(Items listed in a dataset)
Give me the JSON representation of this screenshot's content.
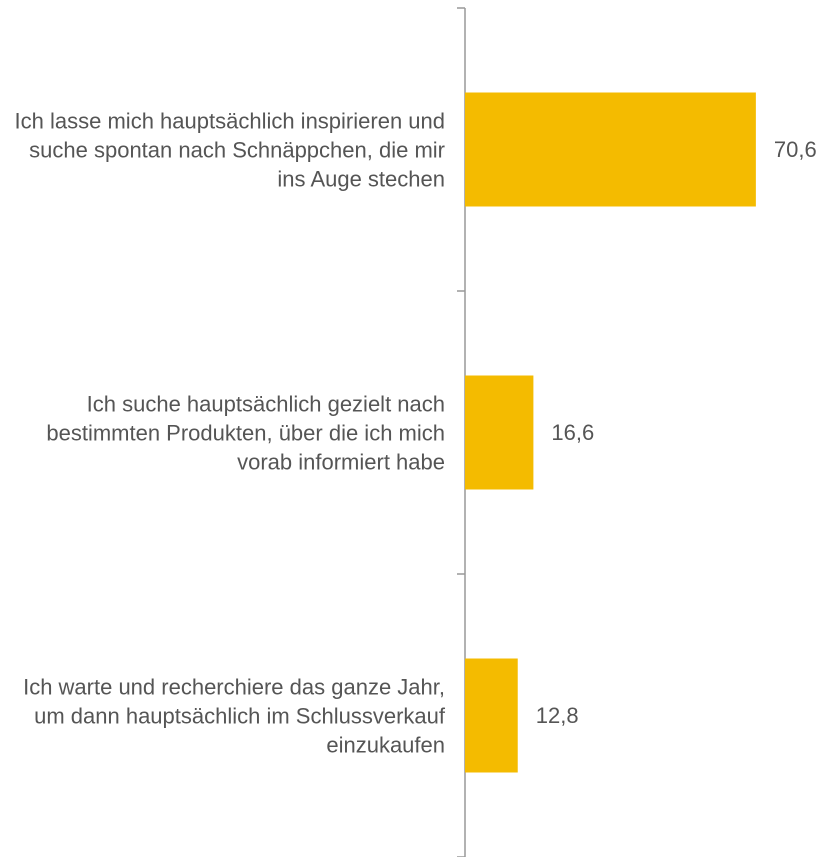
{
  "chart_data": {
    "type": "barh",
    "categories": [
      "Ich lasse mich hauptsächlich inspirieren und suche spontan nach Schnäppchen, die mir ins Auge stechen",
      "Ich suche hauptsächlich gezielt nach bestimmten Produkten, über die ich mich vorab informiert habe",
      "Ich warte und recherchiere das ganze Jahr, um dann hauptsächlich im Schlussverkauf einzukaufen"
    ],
    "values": [
      70.6,
      16.6,
      12.8
    ],
    "value_labels": [
      "70,6",
      "16,6",
      "12,8"
    ],
    "color": "#f4bb00"
  }
}
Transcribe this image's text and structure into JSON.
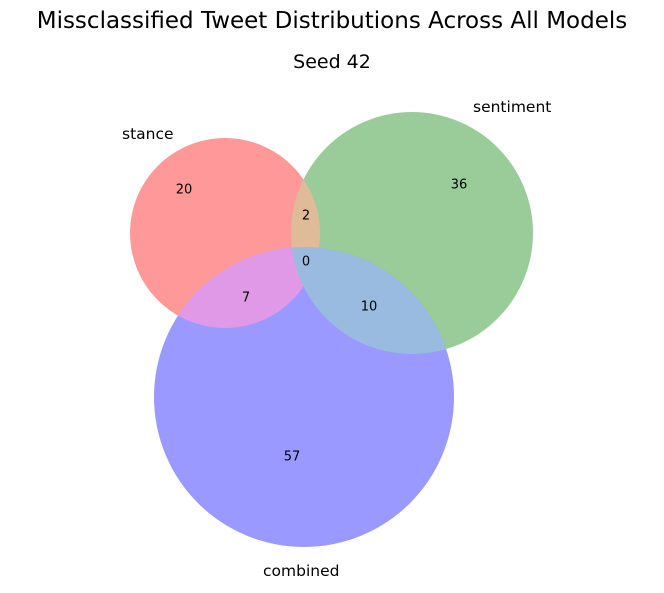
{
  "title": "Missclassified Tweet Distributions Across All Models",
  "subtitle": "Seed 42",
  "sets": [
    {
      "key": "stance",
      "label": "stance",
      "color": "#ff9999"
    },
    {
      "key": "sentiment",
      "label": "sentiment",
      "color": "#99cc99"
    },
    {
      "key": "combined",
      "label": "combined",
      "color": "#9999ff"
    }
  ],
  "regions": {
    "stance_only": "20",
    "sentiment_only": "36",
    "combined_only": "57",
    "stance_sentiment": "2",
    "stance_combined": "7",
    "sentiment_combined": "10",
    "all_three": "0"
  },
  "colors": {
    "stance_sentiment": "#e0bb99",
    "stance_combined": "#e099e6",
    "sentiment_combined": "#99bbe0"
  }
}
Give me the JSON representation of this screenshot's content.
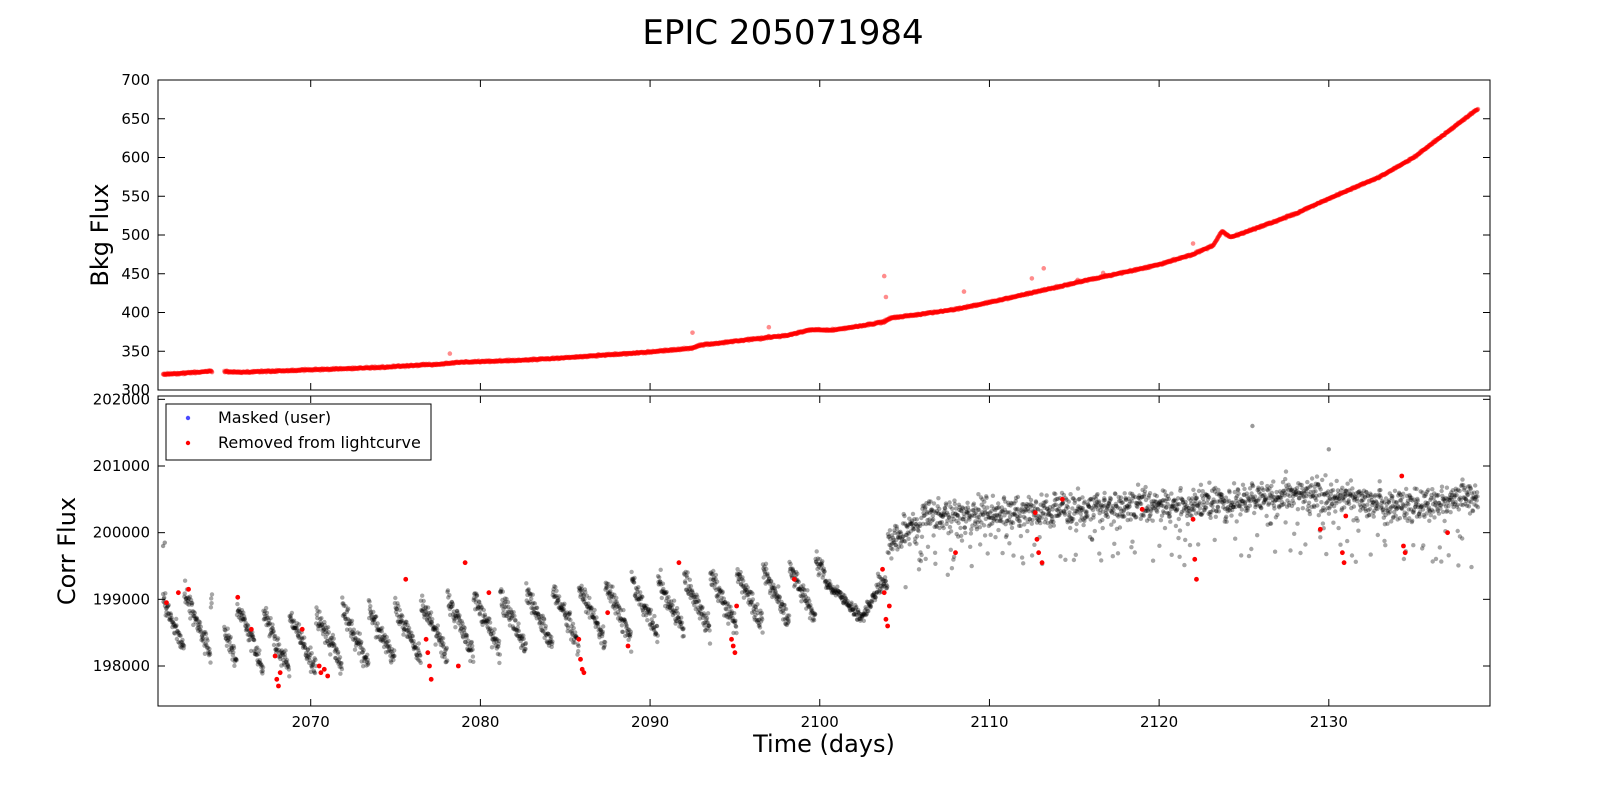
{
  "chart_data": [
    {
      "type": "scatter",
      "title": "EPIC 205071984",
      "xlabel": "",
      "ylabel": "Bkg Flux",
      "xlim": [
        2061,
        2139.5
      ],
      "ylim": [
        300,
        700
      ],
      "xticks": [
        2070,
        2080,
        2090,
        2100,
        2110,
        2120,
        2130
      ],
      "yticks": [
        300,
        350,
        400,
        450,
        500,
        550,
        600,
        650,
        700
      ],
      "grid": false,
      "color": "#ff0000",
      "trend": {
        "x": [
          2061.3,
          2064,
          2066,
          2070,
          2074,
          2078,
          2079,
          2082,
          2086,
          2090,
          2092.5,
          2093,
          2095,
          2097,
          2098,
          2099.5,
          2100.5,
          2102,
          2103.8,
          2104.2,
          2106,
          2108,
          2110,
          2112,
          2114,
          2116,
          2118,
          2120,
          2122,
          2123.2,
          2123.7,
          2124.2,
          2125,
          2128,
          2130,
          2133,
          2135,
          2138.8
        ],
        "y": [
          320,
          324,
          323,
          326,
          329,
          334,
          336,
          338,
          343,
          349,
          354,
          358,
          363,
          368,
          370,
          378,
          377,
          381,
          388,
          393,
          398,
          404,
          413,
          423,
          433,
          443,
          452,
          462,
          475,
          487,
          505,
          497,
          503,
          527,
          547,
          575,
          600,
          663
        ]
      },
      "outliers": {
        "x": [
          2078.2,
          2092.5,
          2097,
          2103.8,
          2103.9,
          2108.5,
          2111,
          2112.5,
          2113.2,
          2115.2,
          2116.7,
          2122
        ],
        "y": [
          347,
          374,
          381,
          447,
          420,
          427,
          419,
          444,
          457,
          442,
          451,
          489
        ]
      }
    },
    {
      "type": "scatter",
      "title": "",
      "xlabel": "Time (days)",
      "ylabel": "Corr Flux",
      "xlim": [
        2061,
        2139.5
      ],
      "ylim": [
        197400,
        202050
      ],
      "xticks": [
        2070,
        2080,
        2090,
        2100,
        2110,
        2120,
        2130
      ],
      "yticks": [
        198000,
        199000,
        200000,
        201000,
        202000
      ],
      "grid": false,
      "legend": {
        "placement": "upper-left",
        "entries": [
          "Masked (user)",
          "Removed from lightcurve"
        ]
      },
      "series": [
        {
          "name": "Masked (user)",
          "color": "#4a4aff",
          "x": [],
          "y": []
        },
        {
          "name": "Removed from lightcurve",
          "color": "#ff0000",
          "x": [
            2061.5,
            2062.2,
            2062.8,
            2065.7,
            2066.5,
            2067.9,
            2068,
            2068.1,
            2068.2,
            2069.5,
            2070.5,
            2070.6,
            2070.8,
            2071,
            2075.6,
            2076.8,
            2076.9,
            2077,
            2077.1,
            2078.7,
            2079.1,
            2080.5,
            2085.8,
            2085.9,
            2086,
            2086.1,
            2087.5,
            2088.7,
            2091.7,
            2094.8,
            2094.9,
            2095,
            2095.1,
            2098.5,
            2103.7,
            2103.8,
            2103.9,
            2104,
            2104.1,
            2108,
            2112.7,
            2112.8,
            2112.9,
            2113.1,
            2114.3,
            2119,
            2122,
            2122.1,
            2122.2,
            2129.5,
            2130.8,
            2130.9,
            2131,
            2134.3,
            2134.4,
            2134.5,
            2137
          ]
        }
      ]
    }
  ],
  "legend_colors": {
    "black_points": "#000000"
  }
}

[SET PROBLEM]
Return all of the data exactly as written, and drop the pictures.

[RESULT]
Give me the JSON representation of this screenshot's content.
{
  "chart_data": {
    "type": "barh",
    "categories": [
      "Ich lasse mich hauptsächlich inspirieren und suche spontan nach Schnäppchen, die mir ins Auge stechen",
      "Ich suche hauptsächlich gezielt nach bestimmten Produkten, über die ich mich vorab informiert habe",
      "Ich warte und recherchiere das ganze Jahr, um dann hauptsächlich im Schlussverkauf einzukaufen"
    ],
    "values": [
      70.6,
      16.6,
      12.8
    ],
    "value_labels": [
      "70,6",
      "16,6",
      "12,8"
    ],
    "color": "#f4bb00"
  }
}
Transcribe this image's text and structure into JSON.
{
  "title": "Missclassified Tweet Distributions Across All Models",
  "subtitle": "Seed 42",
  "sets": [
    {
      "key": "stance",
      "label": "stance",
      "color": "#ff9999"
    },
    {
      "key": "sentiment",
      "label": "sentiment",
      "color": "#99cc99"
    },
    {
      "key": "combined",
      "label": "combined",
      "color": "#9999ff"
    }
  ],
  "regions": {
    "stance_only": "20",
    "sentiment_only": "36",
    "combined_only": "57",
    "stance_sentiment": "2",
    "stance_combined": "7",
    "sentiment_combined": "10",
    "all_three": "0"
  },
  "colors": {
    "stance_sentiment": "#e0bb99",
    "stance_combined": "#e099e6",
    "sentiment_combined": "#99bbe0"
  }
}
Give me the JSON representation of this screenshot's content.
{
  "chart_data": [
    {
      "type": "scatter",
      "title": "EPIC 205071984",
      "xlabel": "",
      "ylabel": "Bkg Flux",
      "xlim": [
        2061,
        2139.5
      ],
      "ylim": [
        300,
        700
      ],
      "xticks": [
        2070,
        2080,
        2090,
        2100,
        2110,
        2120,
        2130
      ],
      "yticks": [
        300,
        350,
        400,
        450,
        500,
        550,
        600,
        650,
        700
      ],
      "grid": false,
      "color": "#ff0000",
      "trend": {
        "x": [
          2061.3,
          2064,
          2066,
          2070,
          2074,
          2078,
          2079,
          2082,
          2086,
          2090,
          2092.5,
          2093,
          2095,
          2097,
          2098,
          2099.5,
          2100.5,
          2102,
          2103.8,
          2104.2,
          2106,
          2108,
          2110,
          2112,
          2114,
          2116,
          2118,
          2120,
          2122,
          2123.2,
          2123.7,
          2124.2,
          2125,
          2128,
          2130,
          2133,
          2135,
          2138.8
        ],
        "y": [
          320,
          324,
          323,
          326,
          329,
          334,
          336,
          338,
          343,
          349,
          354,
          358,
          363,
          368,
          370,
          378,
          377,
          381,
          388,
          393,
          398,
          404,
          413,
          423,
          433,
          443,
          452,
          462,
          475,
          487,
          505,
          497,
          503,
          527,
          547,
          575,
          600,
          663
        ]
      },
      "outliers": {
        "x": [
          2078.2,
          2092.5,
          2097,
          2103.8,
          2103.9,
          2108.5,
          2111,
          2112.5,
          2113.2,
          2115.2,
          2116.7,
          2122
        ],
        "y": [
          347,
          374,
          381,
          447,
          420,
          427,
          419,
          444,
          457,
          442,
          451,
          489
        ]
      }
    },
    {
      "type": "scatter",
      "title": "",
      "xlabel": "Time (days)",
      "ylabel": "Corr Flux",
      "xlim": [
        2061,
        2139.5
      ],
      "ylim": [
        197400,
        202050
      ],
      "xticks": [
        2070,
        2080,
        2090,
        2100,
        2110,
        2120,
        2130
      ],
      "yticks": [
        198000,
        199000,
        200000,
        201000,
        202000
      ],
      "grid": false,
      "legend": {
        "placement": "upper-left",
        "entries": [
          "Masked (user)",
          "Removed from lightcurve"
        ]
      },
      "series": [
        {
          "name": "Masked (user)",
          "color": "#4a4aff",
          "x": [],
          "y": []
        },
        {
          "name": "Removed from lightcurve",
          "color": "#ff0000",
          "x": [
            2061.5,
            2062.2,
            2062.8,
            2065.7,
            2066.5,
            2067.9,
            2068,
            2068.1,
            2068.2,
            2069.5,
            2070.5,
            2070.6,
            2070.8,
            2071,
            2075.6,
            2076.8,
            2076.9,
            2077,
            2077.1,
            2078.7,
            2079.1,
            2080.5,
            2085.8,
            2085.9,
            2086,
            2086.1,
            2087.5,
            2088.7,
            2091.7,
            2094.8,
            2094.9,
            2095,
            2095.1,
            2098.5,
            2103.7,
            2103.8,
            2103.9,
            2104,
            2104.1,
            2108,
            2112.7,
            2112.8,
            2112.9,
            2113.1,
            2114.3,
            2119,
            2122,
            2122.1,
            2122.2,
            2129.5,
            2130.8,
            2130.9,
            2131,
            2134.3,
            2134.4,
            2134.5,
            2137
          ]
        }
      ]
    }
  ],
  "legend_colors": {
    "black_points": "#000000"
  }
}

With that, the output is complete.